(Data shown)
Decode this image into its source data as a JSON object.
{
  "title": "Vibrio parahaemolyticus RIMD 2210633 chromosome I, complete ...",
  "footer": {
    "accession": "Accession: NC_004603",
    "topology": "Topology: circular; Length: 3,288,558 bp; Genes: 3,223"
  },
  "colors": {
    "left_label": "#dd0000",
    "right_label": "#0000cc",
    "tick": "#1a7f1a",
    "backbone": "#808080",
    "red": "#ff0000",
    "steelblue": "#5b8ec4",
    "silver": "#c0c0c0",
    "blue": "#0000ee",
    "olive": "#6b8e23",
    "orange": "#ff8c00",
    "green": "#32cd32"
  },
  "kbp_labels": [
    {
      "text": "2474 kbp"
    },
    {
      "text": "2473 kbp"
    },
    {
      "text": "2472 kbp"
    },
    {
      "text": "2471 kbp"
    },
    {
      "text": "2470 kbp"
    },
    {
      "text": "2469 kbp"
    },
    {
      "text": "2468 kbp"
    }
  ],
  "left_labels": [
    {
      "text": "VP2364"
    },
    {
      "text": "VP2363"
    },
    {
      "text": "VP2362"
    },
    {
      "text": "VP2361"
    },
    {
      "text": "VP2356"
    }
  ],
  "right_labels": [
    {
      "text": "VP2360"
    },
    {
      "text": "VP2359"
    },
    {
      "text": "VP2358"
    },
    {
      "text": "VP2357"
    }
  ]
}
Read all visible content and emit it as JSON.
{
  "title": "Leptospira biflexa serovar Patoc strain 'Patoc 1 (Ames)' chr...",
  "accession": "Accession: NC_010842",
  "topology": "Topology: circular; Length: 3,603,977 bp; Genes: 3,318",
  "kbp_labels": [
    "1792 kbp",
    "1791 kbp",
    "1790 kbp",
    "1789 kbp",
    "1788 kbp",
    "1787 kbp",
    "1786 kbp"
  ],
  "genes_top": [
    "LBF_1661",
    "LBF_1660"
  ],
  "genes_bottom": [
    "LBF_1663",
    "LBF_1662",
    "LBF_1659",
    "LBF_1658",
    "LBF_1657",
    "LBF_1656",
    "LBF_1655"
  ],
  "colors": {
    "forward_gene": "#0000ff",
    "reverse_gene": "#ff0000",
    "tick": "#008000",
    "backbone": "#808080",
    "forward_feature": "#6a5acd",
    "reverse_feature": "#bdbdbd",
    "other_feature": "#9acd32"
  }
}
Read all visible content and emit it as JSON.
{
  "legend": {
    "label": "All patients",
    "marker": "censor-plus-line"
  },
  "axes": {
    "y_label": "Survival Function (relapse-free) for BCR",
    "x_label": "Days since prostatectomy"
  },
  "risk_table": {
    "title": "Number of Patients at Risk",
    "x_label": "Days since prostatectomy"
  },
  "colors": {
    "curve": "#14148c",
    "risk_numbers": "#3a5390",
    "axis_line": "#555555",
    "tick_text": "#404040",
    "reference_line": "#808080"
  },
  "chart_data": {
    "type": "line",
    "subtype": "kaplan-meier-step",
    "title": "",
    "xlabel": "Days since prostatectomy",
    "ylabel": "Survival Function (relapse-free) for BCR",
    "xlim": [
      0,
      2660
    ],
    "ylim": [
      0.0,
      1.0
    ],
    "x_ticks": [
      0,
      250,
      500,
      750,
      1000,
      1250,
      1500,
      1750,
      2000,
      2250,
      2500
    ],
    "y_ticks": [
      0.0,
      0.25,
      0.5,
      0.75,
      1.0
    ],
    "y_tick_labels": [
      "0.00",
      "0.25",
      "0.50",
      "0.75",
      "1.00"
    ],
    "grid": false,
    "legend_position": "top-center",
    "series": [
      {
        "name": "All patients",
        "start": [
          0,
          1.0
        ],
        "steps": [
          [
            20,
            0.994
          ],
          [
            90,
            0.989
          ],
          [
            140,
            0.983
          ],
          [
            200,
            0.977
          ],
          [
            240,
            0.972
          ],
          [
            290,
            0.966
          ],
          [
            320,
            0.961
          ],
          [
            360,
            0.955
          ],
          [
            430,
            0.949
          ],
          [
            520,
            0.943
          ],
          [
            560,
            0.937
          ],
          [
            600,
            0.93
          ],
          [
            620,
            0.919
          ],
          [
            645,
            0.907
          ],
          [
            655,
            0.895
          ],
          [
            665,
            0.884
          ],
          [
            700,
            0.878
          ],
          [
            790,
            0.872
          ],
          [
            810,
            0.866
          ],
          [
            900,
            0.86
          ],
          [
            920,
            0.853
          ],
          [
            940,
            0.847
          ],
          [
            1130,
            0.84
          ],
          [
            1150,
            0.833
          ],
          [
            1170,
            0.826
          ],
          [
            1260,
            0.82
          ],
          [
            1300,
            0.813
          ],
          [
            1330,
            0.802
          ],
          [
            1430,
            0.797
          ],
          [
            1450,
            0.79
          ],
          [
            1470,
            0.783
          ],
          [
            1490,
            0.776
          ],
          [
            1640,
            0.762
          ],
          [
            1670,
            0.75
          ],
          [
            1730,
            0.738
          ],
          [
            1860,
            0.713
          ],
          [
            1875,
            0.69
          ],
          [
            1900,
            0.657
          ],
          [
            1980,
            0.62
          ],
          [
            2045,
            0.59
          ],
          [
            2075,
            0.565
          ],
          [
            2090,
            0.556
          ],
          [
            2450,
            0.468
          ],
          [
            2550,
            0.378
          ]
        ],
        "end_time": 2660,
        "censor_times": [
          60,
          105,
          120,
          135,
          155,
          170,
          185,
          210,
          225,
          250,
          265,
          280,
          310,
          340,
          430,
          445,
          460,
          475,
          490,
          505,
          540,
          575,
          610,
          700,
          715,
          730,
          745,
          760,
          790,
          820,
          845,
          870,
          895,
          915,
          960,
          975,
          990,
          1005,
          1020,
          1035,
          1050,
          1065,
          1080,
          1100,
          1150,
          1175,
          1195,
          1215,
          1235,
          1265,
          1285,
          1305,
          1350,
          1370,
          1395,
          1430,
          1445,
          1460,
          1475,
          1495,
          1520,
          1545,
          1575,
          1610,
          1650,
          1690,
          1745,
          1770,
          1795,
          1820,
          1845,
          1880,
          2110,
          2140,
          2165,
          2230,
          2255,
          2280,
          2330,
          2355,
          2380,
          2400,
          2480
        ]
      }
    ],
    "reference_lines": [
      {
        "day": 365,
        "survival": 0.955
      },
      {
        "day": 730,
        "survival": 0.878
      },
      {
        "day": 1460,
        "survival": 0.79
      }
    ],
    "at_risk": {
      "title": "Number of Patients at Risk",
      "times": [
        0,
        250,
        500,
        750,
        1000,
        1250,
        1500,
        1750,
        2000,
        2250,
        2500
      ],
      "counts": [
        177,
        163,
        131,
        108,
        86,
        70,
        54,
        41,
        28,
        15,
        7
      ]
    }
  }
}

(Your objective) Print all the entries above. Keep each one exact.

(Solution for this task)
Decode this image into its source data as a JSON object.
{
  "title": "Vibrio parahaemolyticus RIMD 2210633 chromosome I, complete ...",
  "footer": {
    "accession": "Accession: NC_004603",
    "topology": "Topology: circular; Length: 3,288,558 bp; Genes: 3,223"
  },
  "colors": {
    "left_label": "#dd0000",
    "right_label": "#0000cc",
    "tick": "#1a7f1a",
    "backbone": "#808080",
    "red": "#ff0000",
    "steelblue": "#5b8ec4",
    "silver": "#c0c0c0",
    "blue": "#0000ee",
    "olive": "#6b8e23",
    "orange": "#ff8c00",
    "green": "#32cd32"
  },
  "kbp_labels": [
    {
      "text": "2474 kbp"
    },
    {
      "text": "2473 kbp"
    },
    {
      "text": "2472 kbp"
    },
    {
      "text": "2471 kbp"
    },
    {
      "text": "2470 kbp"
    },
    {
      "text": "2469 kbp"
    },
    {
      "text": "2468 kbp"
    }
  ],
  "left_labels": [
    {
      "text": "VP2364"
    },
    {
      "text": "VP2363"
    },
    {
      "text": "VP2362"
    },
    {
      "text": "VP2361"
    },
    {
      "text": "VP2356"
    }
  ],
  "right_labels": [
    {
      "text": "VP2360"
    },
    {
      "text": "VP2359"
    },
    {
      "text": "VP2358"
    },
    {
      "text": "VP2357"
    }
  ]
}
Read all visible content and emit it as JSON.
{
  "title": "Leptospira biflexa serovar Patoc strain 'Patoc 1 (Ames)' chr...",
  "accession": "Accession: NC_010842",
  "topology": "Topology: circular; Length: 3,603,977 bp; Genes: 3,318",
  "kbp_labels": [
    "1792 kbp",
    "1791 kbp",
    "1790 kbp",
    "1789 kbp",
    "1788 kbp",
    "1787 kbp",
    "1786 kbp"
  ],
  "genes_top": [
    "LBF_1661",
    "LBF_1660"
  ],
  "genes_bottom": [
    "LBF_1663",
    "LBF_1662",
    "LBF_1659",
    "LBF_1658",
    "LBF_1657",
    "LBF_1656",
    "LBF_1655"
  ],
  "colors": {
    "forward_gene": "#0000ff",
    "reverse_gene": "#ff0000",
    "tick": "#008000",
    "backbone": "#808080",
    "forward_feature": "#6a5acd",
    "reverse_feature": "#bdbdbd",
    "other_feature": "#9acd32"
  }
}
Read all visible content and emit it as JSON.
{
  "legend": {
    "label": "All patients",
    "marker": "censor-plus-line"
  },
  "axes": {
    "y_label": "Survival Function (relapse-free) for BCR",
    "x_label": "Days since prostatectomy"
  },
  "risk_table": {
    "title": "Number of Patients at Risk",
    "x_label": "Days since prostatectomy"
  },
  "colors": {
    "curve": "#14148c",
    "risk_numbers": "#3a5390",
    "axis_line": "#555555",
    "tick_text": "#404040",
    "reference_line": "#808080"
  },
  "chart_data": {
    "type": "line",
    "subtype": "kaplan-meier-step",
    "title": "",
    "xlabel": "Days since prostatectomy",
    "ylabel": "Survival Function (relapse-free) for BCR",
    "xlim": [
      0,
      2660
    ],
    "ylim": [
      0.0,
      1.0
    ],
    "x_ticks": [
      0,
      250,
      500,
      750,
      1000,
      1250,
      1500,
      1750,
      2000,
      2250,
      2500
    ],
    "y_ticks": [
      0.0,
      0.25,
      0.5,
      0.75,
      1.0
    ],
    "y_tick_labels": [
      "0.00",
      "0.25",
      "0.50",
      "0.75",
      "1.00"
    ],
    "grid": false,
    "legend_position": "top-center",
    "series": [
      {
        "name": "All patients",
        "start": [
          0,
          1.0
        ],
        "steps": [
          [
            20,
            0.994
          ],
          [
            90,
            0.989
          ],
          [
            140,
            0.983
          ],
          [
            200,
            0.977
          ],
          [
            240,
            0.972
          ],
          [
            290,
            0.966
          ],
          [
            320,
            0.961
          ],
          [
            360,
            0.955
          ],
          [
            430,
            0.949
          ],
          [
            520,
            0.943
          ],
          [
            560,
            0.937
          ],
          [
            600,
            0.93
          ],
          [
            620,
            0.919
          ],
          [
            645,
            0.907
          ],
          [
            655,
            0.895
          ],
          [
            665,
            0.884
          ],
          [
            700,
            0.878
          ],
          [
            790,
            0.872
          ],
          [
            810,
            0.866
          ],
          [
            900,
            0.86
          ],
          [
            920,
            0.853
          ],
          [
            940,
            0.847
          ],
          [
            1130,
            0.84
          ],
          [
            1150,
            0.833
          ],
          [
            1170,
            0.826
          ],
          [
            1260,
            0.82
          ],
          [
            1300,
            0.813
          ],
          [
            1330,
            0.802
          ],
          [
            1430,
            0.797
          ],
          [
            1450,
            0.79
          ],
          [
            1470,
            0.783
          ],
          [
            1490,
            0.776
          ],
          [
            1640,
            0.762
          ],
          [
            1670,
            0.75
          ],
          [
            1730,
            0.738
          ],
          [
            1860,
            0.713
          ],
          [
            1875,
            0.69
          ],
          [
            1900,
            0.657
          ],
          [
            1980,
            0.62
          ],
          [
            2045,
            0.59
          ],
          [
            2075,
            0.565
          ],
          [
            2090,
            0.556
          ],
          [
            2450,
            0.468
          ],
          [
            2550,
            0.378
          ]
        ],
        "end_time": 2660,
        "censor_times": [
          60,
          105,
          120,
          135,
          155,
          170,
          185,
          210,
          225,
          250,
          265,
          280,
          310,
          340,
          430,
          445,
          460,
          475,
          490,
          505,
          540,
          575,
          610,
          700,
          715,
          730,
          745,
          760,
          790,
          820,
          845,
          870,
          895,
          915,
          960,
          975,
          990,
          1005,
          1020,
          1035,
          1050,
          1065,
          1080,
          1100,
          1150,
          1175,
          1195,
          1215,
          1235,
          1265,
          1285,
          1305,
          1350,
          1370,
          1395,
          1430,
          1445,
          1460,
          1475,
          1495,
          1520,
          1545,
          1575,
          1610,
          1650,
          1690,
          1745,
          1770,
          1795,
          1820,
          1845,
          1880,
          2110,
          2140,
          2165,
          2230,
          2255,
          2280,
          2330,
          2355,
          2380,
          2400,
          2480
        ]
      }
    ],
    "reference_lines": [
      {
        "day": 365,
        "survival": 0.955
      },
      {
        "day": 730,
        "survival": 0.878
      },
      {
        "day": 1460,
        "survival": 0.79
      }
    ],
    "at_risk": {
      "title": "Number of Patients at Risk",
      "times": [
        0,
        250,
        500,
        750,
        1000,
        1250,
        1500,
        1750,
        2000,
        2250,
        2500
      ],
      "counts": [
        177,
        163,
        131,
        108,
        86,
        70,
        54,
        41,
        28,
        15,
        7
      ]
    }
  }
}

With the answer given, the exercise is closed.